[START]
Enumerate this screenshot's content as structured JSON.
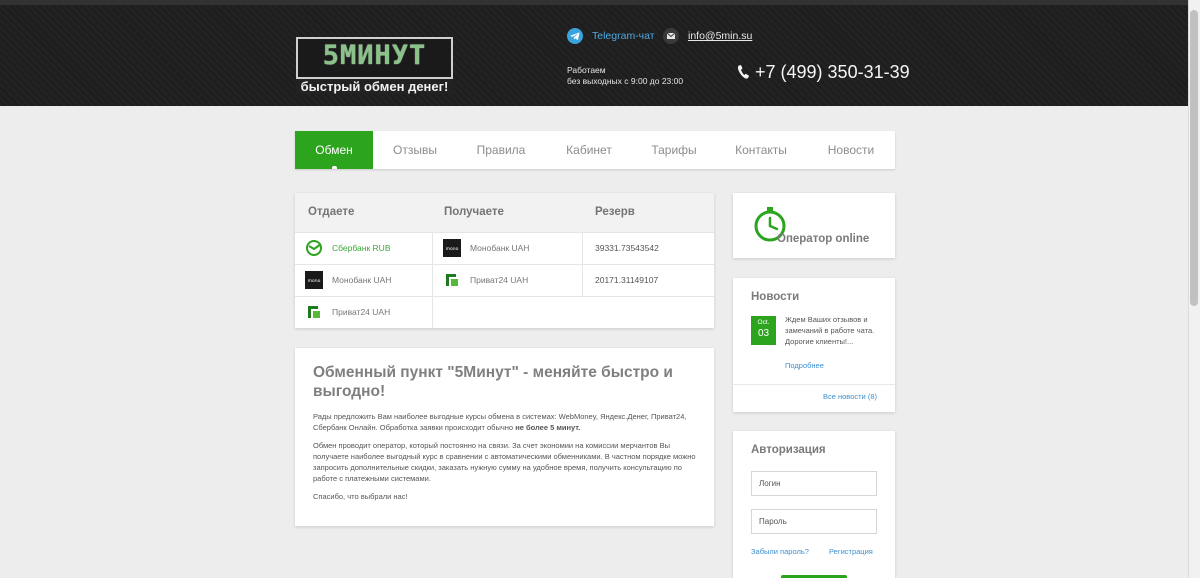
{
  "header": {
    "logo_text": "5МИНУТ",
    "logo_tagline": "быстрый обмен денег!",
    "telegram_label": "Telegram-чат",
    "email": "info@5min.su",
    "hours_title": "Работаем",
    "hours_value": "без выходных с 9:00 до 23:00",
    "phone": "+7 (499) 350-31-39",
    "colors": {
      "background": "#1e1e1e",
      "telegram": "#3aa3dd"
    }
  },
  "nav": {
    "active_color": "#2da41e",
    "items": [
      {
        "label": "Обмен",
        "active": true
      },
      {
        "label": "Отзывы",
        "active": false
      },
      {
        "label": "Правила",
        "active": false
      },
      {
        "label": "Кабинет",
        "active": false
      },
      {
        "label": "Тарифы",
        "active": false
      },
      {
        "label": "Контакты",
        "active": false
      },
      {
        "label": "Новости",
        "active": false
      }
    ]
  },
  "rates": {
    "col_give": "Отдаете",
    "col_get": "Получаете",
    "col_reserve": "Резерв",
    "give": [
      {
        "name": "Сбербанк RUB",
        "icon": "sberbank-icon",
        "selected": true
      },
      {
        "name": "Монобанк UAH",
        "icon": "monobank-icon",
        "selected": false
      },
      {
        "name": "Приват24 UAH",
        "icon": "privat24-icon",
        "selected": false
      }
    ],
    "get": [
      {
        "name": "Монобанк UAH",
        "icon": "monobank-icon",
        "reserve": "39331.73543542"
      },
      {
        "name": "Приват24 UAH",
        "icon": "privat24-icon",
        "reserve": "20171.31149107"
      }
    ]
  },
  "about": {
    "title": "Обменный пункт \"5Минут\" - меняйте быстро и выгодно!",
    "p1_text": "Рады предложить Вам наиболее выгодные курсы обмена в системах: WebMoney, Яндекс.Денег, Приват24, Сбербанк Онлайн. Обработка заявки происходит обычно ",
    "p1_bold": "не более 5 минут.",
    "p2": "Обмен проводит оператор, который постоянно на связи. За счет экономии на комиссии мерчантов Вы получаете наиболее выгодный курс в сравнении с автоматическими обменниками. В частном порядке можно запросить дополнительные скидки, заказать нужную сумму на удобное время, получить консультацию по работе с платежными системами.",
    "p3": "Спасибо, что выбрали нас!"
  },
  "operator": {
    "label": "Оператор online",
    "icon": "clock-icon",
    "color": "#2da41e"
  },
  "news": {
    "title": "Новости",
    "items": [
      {
        "month": "Oct.",
        "day": "03",
        "text": "Ждем Ваших отзывов и замечаний в работе чата. Дорогие клиенты!...",
        "more_label": "Подробнее"
      }
    ],
    "all_label": "Все новости (8)"
  },
  "auth": {
    "title": "Авторизация",
    "login_placeholder": "Логин",
    "password_placeholder": "Пароль",
    "forgot_label": "Забыли пароль?",
    "register_label": "Регистрация"
  }
}
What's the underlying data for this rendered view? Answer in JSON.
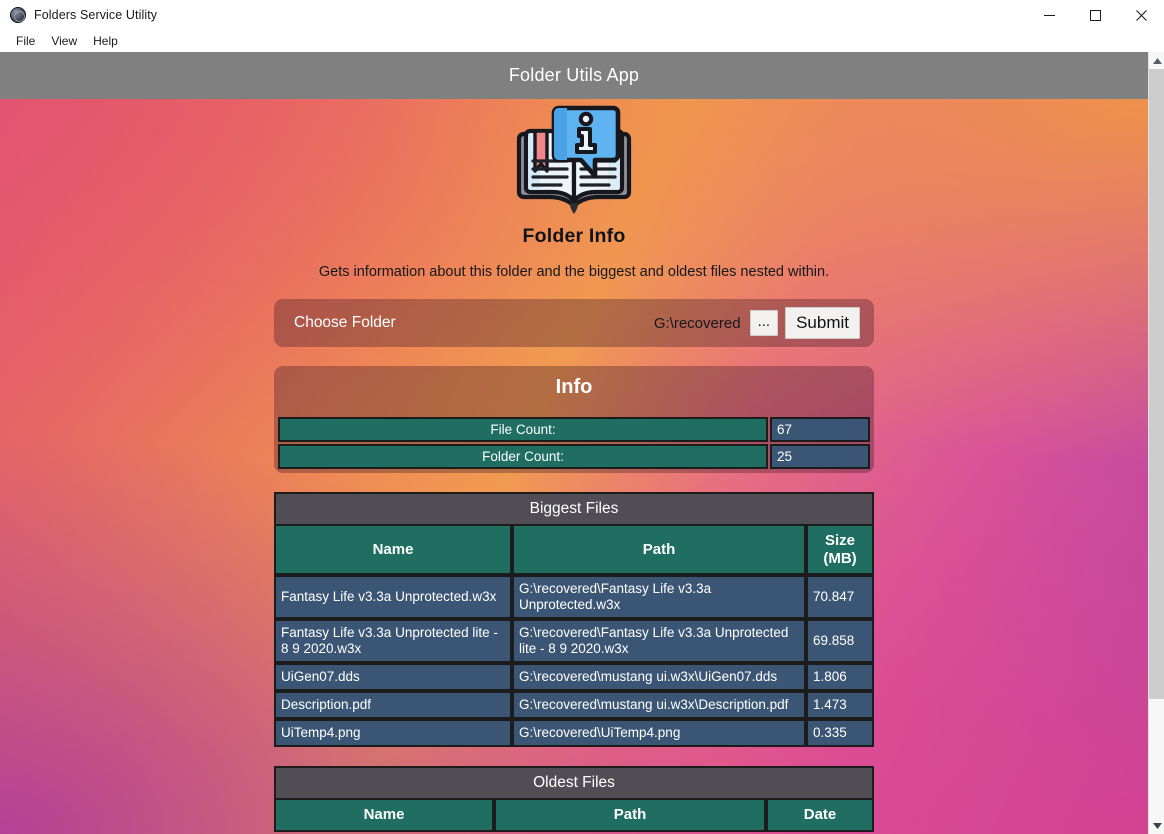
[END]
## [DIRECTION]
Pictures don't belong in the copy. Transcribe every record exactly as it appears.

## [RESULT BELOW]
Enumerate this screenshot's content as structured JSON.
{
  "header": {
    "logo_text": "5МИНУТ",
    "logo_tagline": "быстрый обмен денег!",
    "telegram_label": "Telegram-чат",
    "email": "info@5min.su",
    "hours_title": "Работаем",
    "hours_value": "без выходных с 9:00 до 23:00",
    "phone": "+7 (499) 350-31-39",
    "colors": {
      "background": "#1e1e1e",
      "telegram": "#3aa3dd"
    }
  },
  "nav": {
    "active_color": "#2da41e",
    "items": [
      {
        "label": "Обмен",
        "active": true
      },
      {
        "label": "Отзывы",
        "active": false
      },
      {
        "label": "Правила",
        "active": false
      },
      {
        "label": "Кабинет",
        "active": false
      },
      {
        "label": "Тарифы",
        "active": false
      },
      {
        "label": "Контакты",
        "active": false
      },
      {
        "label": "Новости",
        "active": false
      }
    ]
  },
  "rates": {
    "col_give": "Отдаете",
    "col_get": "Получаете",
    "col_reserve": "Резерв",
    "give": [
      {
        "name": "Сбербанк RUB",
        "icon": "sberbank-icon",
        "selected": true
      },
      {
        "name": "Монобанк UAH",
        "icon": "monobank-icon",
        "selected": false
      },
      {
        "name": "Приват24 UAH",
        "icon": "privat24-icon",
        "selected": false
      }
    ],
    "get": [
      {
        "name": "Монобанк UAH",
        "icon": "monobank-icon",
        "reserve": "39331.73543542"
      },
      {
        "name": "Приват24 UAH",
        "icon": "privat24-icon",
        "reserve": "20171.31149107"
      }
    ]
  },
  "about": {
    "title": "Обменный пункт \"5Минут\" - меняйте быстро и выгодно!",
    "p1_text": "Рады предложить Вам наиболее выгодные курсы обмена в системах: WebMoney, Яндекс.Денег, Приват24, Сбербанк Онлайн. Обработка заявки происходит обычно ",
    "p1_bold": "не более 5 минут.",
    "p2": "Обмен проводит оператор, который постоянно на связи. За счет экономии на комиссии мерчантов Вы получаете наиболее выгодный курс в сравнении с автоматическими обменниками. В частном порядке можно запросить дополнительные скидки, заказать нужную сумму на удобное время, получить консультацию по работе с платежными системами.",
    "p3": "Спасибо, что выбрали нас!"
  },
  "operator": {
    "label": "Оператор online",
    "icon": "clock-icon",
    "color": "#2da41e"
  },
  "news": {
    "title": "Новости",
    "items": [
      {
        "month": "Oct.",
        "day": "03",
        "text": "Ждем Ваших отзывов и замечаний в работе чата. Дорогие клиенты!...",
        "more_label": "Подробнее"
      }
    ],
    "all_label": "Все новости (8)"
  },
  "auth": {
    "title": "Авторизация",
    "login_placeholder": "Логин",
    "password_placeholder": "Пароль",
    "forgot_label": "Забыли пароль?",
    "register_label": "Регистрация"
  }
}
What's the underlying data for this rendered view? Answer in JSON.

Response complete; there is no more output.